Your goal: Find the lines containing the word "طريق" and copy every one of them.

-- START Input for this task --

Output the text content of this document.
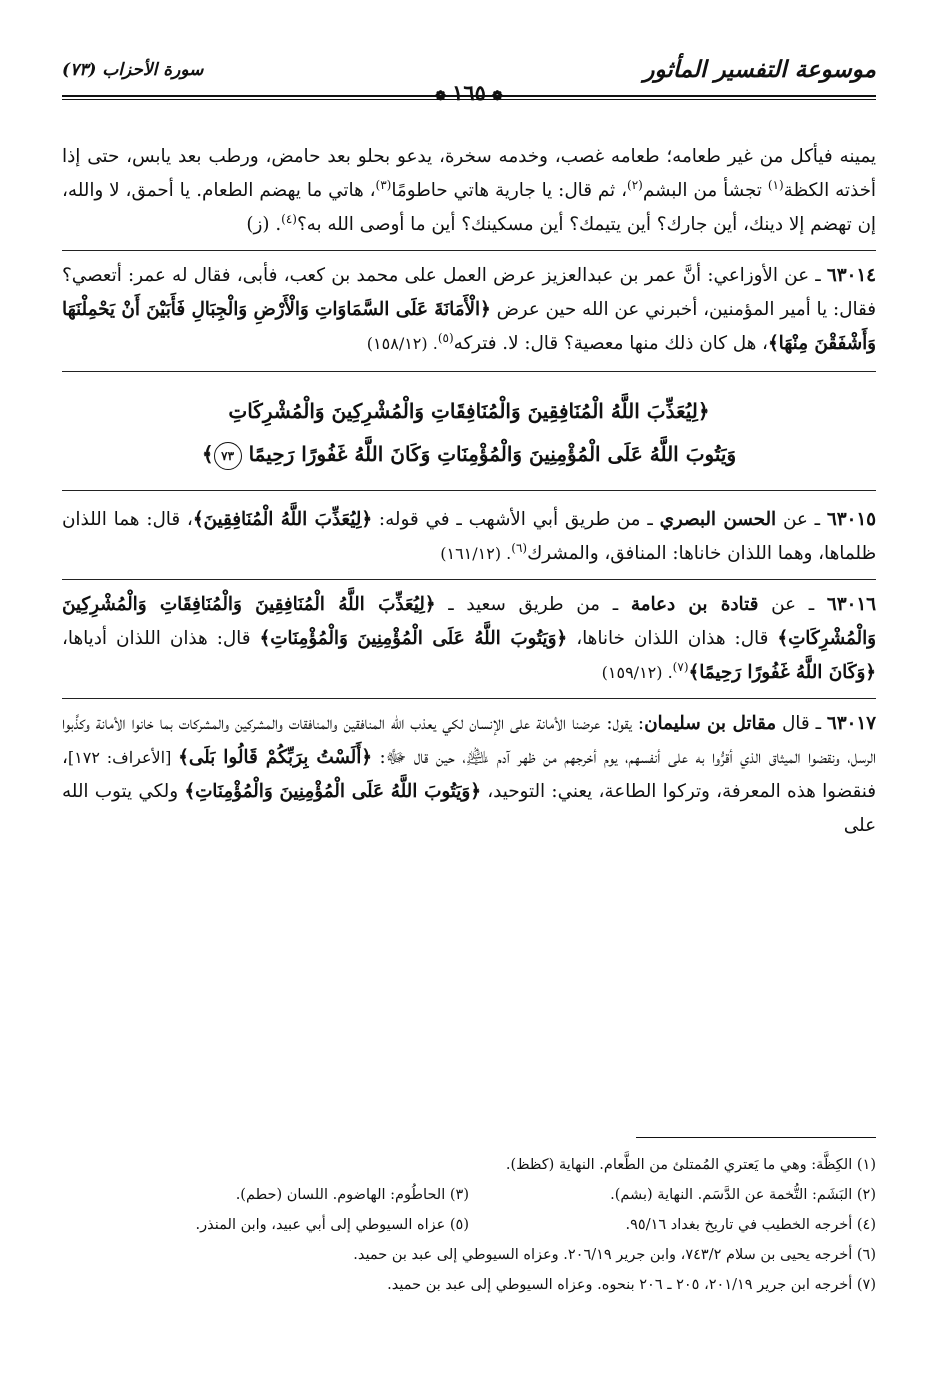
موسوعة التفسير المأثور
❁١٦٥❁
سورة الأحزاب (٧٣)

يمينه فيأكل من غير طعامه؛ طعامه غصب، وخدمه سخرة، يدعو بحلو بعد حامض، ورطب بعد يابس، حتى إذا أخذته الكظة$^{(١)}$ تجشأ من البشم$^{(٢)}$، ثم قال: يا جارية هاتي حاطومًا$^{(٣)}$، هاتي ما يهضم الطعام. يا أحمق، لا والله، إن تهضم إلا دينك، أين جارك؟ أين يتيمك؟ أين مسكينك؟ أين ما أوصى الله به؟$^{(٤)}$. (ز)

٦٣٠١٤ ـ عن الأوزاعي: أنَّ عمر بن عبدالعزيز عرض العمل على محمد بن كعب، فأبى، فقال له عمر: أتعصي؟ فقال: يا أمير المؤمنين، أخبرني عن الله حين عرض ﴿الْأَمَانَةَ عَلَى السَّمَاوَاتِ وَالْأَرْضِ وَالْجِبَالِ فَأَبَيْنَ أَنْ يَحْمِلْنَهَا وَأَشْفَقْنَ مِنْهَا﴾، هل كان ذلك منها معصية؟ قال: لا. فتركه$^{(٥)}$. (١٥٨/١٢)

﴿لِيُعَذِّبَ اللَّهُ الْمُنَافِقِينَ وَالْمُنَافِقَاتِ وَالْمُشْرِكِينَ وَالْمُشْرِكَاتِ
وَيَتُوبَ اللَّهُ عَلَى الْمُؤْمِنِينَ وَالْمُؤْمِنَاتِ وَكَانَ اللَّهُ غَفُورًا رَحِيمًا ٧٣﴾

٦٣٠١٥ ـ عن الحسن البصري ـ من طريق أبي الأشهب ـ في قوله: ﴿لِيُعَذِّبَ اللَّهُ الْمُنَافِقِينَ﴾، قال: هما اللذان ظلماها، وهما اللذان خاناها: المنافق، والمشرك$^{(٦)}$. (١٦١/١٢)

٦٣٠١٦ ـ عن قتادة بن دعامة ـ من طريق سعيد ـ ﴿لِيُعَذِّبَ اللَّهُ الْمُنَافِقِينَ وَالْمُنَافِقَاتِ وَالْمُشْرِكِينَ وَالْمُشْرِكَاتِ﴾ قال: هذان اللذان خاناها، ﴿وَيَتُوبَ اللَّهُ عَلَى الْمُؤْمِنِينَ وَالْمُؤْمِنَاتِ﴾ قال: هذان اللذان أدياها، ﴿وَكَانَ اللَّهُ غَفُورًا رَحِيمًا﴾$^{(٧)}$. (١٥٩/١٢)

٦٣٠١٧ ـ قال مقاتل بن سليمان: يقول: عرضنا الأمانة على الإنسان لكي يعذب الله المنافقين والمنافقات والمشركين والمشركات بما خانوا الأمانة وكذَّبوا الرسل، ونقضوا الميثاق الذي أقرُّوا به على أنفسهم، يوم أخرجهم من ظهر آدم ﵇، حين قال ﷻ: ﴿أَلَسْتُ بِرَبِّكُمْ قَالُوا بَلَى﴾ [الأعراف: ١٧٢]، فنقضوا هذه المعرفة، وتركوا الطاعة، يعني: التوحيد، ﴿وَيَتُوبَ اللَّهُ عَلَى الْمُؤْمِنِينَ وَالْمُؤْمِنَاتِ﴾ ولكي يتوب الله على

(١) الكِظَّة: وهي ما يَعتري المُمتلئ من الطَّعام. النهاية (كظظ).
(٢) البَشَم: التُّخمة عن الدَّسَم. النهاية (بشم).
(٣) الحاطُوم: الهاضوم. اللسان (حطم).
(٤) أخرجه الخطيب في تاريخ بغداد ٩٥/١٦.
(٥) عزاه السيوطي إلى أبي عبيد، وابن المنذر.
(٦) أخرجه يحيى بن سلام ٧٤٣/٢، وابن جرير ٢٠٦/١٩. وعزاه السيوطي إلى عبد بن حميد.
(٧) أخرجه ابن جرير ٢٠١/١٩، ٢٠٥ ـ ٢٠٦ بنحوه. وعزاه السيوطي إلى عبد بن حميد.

-- END Input for this task --
-- START Input for this task --

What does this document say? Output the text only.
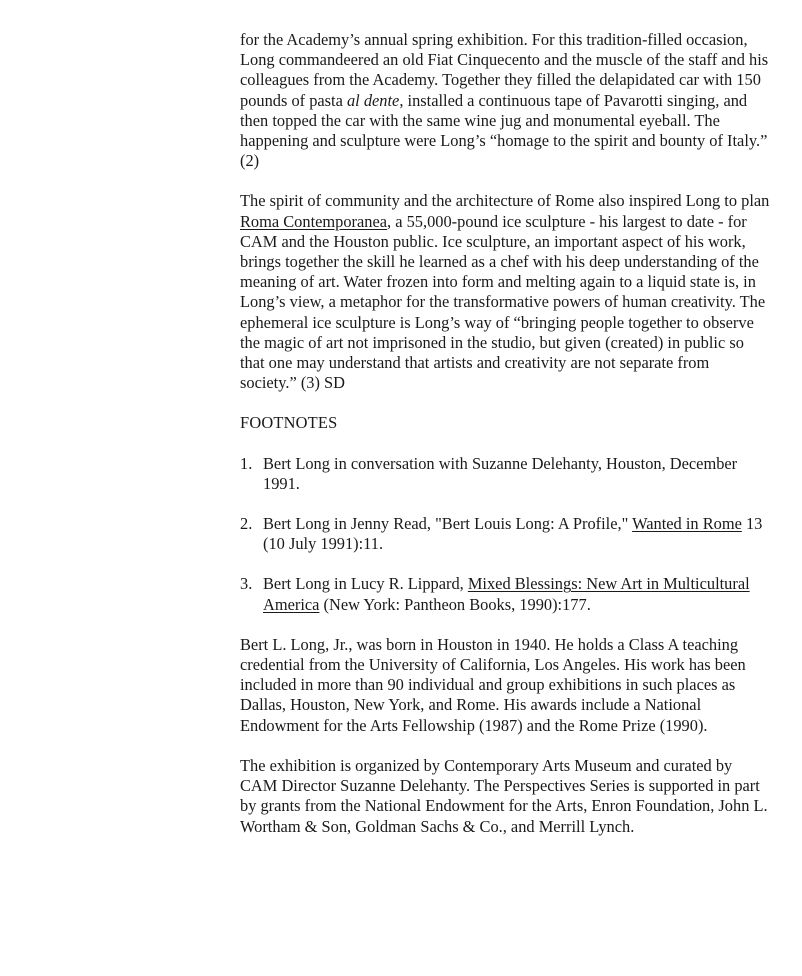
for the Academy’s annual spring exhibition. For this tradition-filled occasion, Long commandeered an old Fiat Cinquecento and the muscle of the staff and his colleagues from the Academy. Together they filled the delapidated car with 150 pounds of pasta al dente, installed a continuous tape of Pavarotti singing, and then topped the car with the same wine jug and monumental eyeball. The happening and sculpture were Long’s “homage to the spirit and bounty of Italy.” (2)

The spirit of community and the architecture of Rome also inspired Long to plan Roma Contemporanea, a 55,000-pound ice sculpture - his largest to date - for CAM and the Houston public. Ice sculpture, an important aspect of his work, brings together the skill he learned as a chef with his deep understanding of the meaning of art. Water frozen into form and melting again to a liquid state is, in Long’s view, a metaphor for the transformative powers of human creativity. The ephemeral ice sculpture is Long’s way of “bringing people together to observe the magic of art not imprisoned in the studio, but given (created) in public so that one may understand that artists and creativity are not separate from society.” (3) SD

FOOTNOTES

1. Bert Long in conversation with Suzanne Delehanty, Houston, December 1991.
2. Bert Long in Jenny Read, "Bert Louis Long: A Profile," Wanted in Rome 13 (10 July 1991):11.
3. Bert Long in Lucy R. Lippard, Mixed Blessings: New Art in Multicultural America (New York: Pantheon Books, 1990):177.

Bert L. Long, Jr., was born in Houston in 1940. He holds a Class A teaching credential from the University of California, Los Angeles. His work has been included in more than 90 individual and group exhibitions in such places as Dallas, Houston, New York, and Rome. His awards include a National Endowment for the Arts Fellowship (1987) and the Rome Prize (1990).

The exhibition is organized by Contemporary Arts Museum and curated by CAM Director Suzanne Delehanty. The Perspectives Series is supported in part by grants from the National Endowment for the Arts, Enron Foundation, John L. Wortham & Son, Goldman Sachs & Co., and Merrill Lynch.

-- END Input for this task --

Expected answer:
٦٣٠١٥ ـ عن الحسن البصري ـ من طريق أبي الأشهب ـ في قوله: ﴿لِيُعَذِّبَ اللَّهُ الْمُنَافِقِينَ﴾، قال: هما اللذان ظلماها، وهما اللذان خاناها: المنافق، والمشرك$^{(٦)}$. (١٦١/١٢)
٦٣٠١٦ ـ عن قتادة بن دعامة ـ من طريق سعيد ـ ﴿لِيُعَذِّبَ اللَّهُ الْمُنَافِقِينَ وَالْمُنَافِقَاتِ وَالْمُشْرِكِينَ وَالْمُشْرِكَاتِ﴾ قال: هذان اللذان خاناها، ﴿وَيَتُوبَ اللَّهُ عَلَى الْمُؤْمِنِينَ وَالْمُؤْمِنَاتِ﴾ قال: هذان اللذان أدياها، ﴿وَكَانَ اللَّهُ غَفُورًا رَحِيمًا﴾$^{(٧)}$. (١٥٩/١٢)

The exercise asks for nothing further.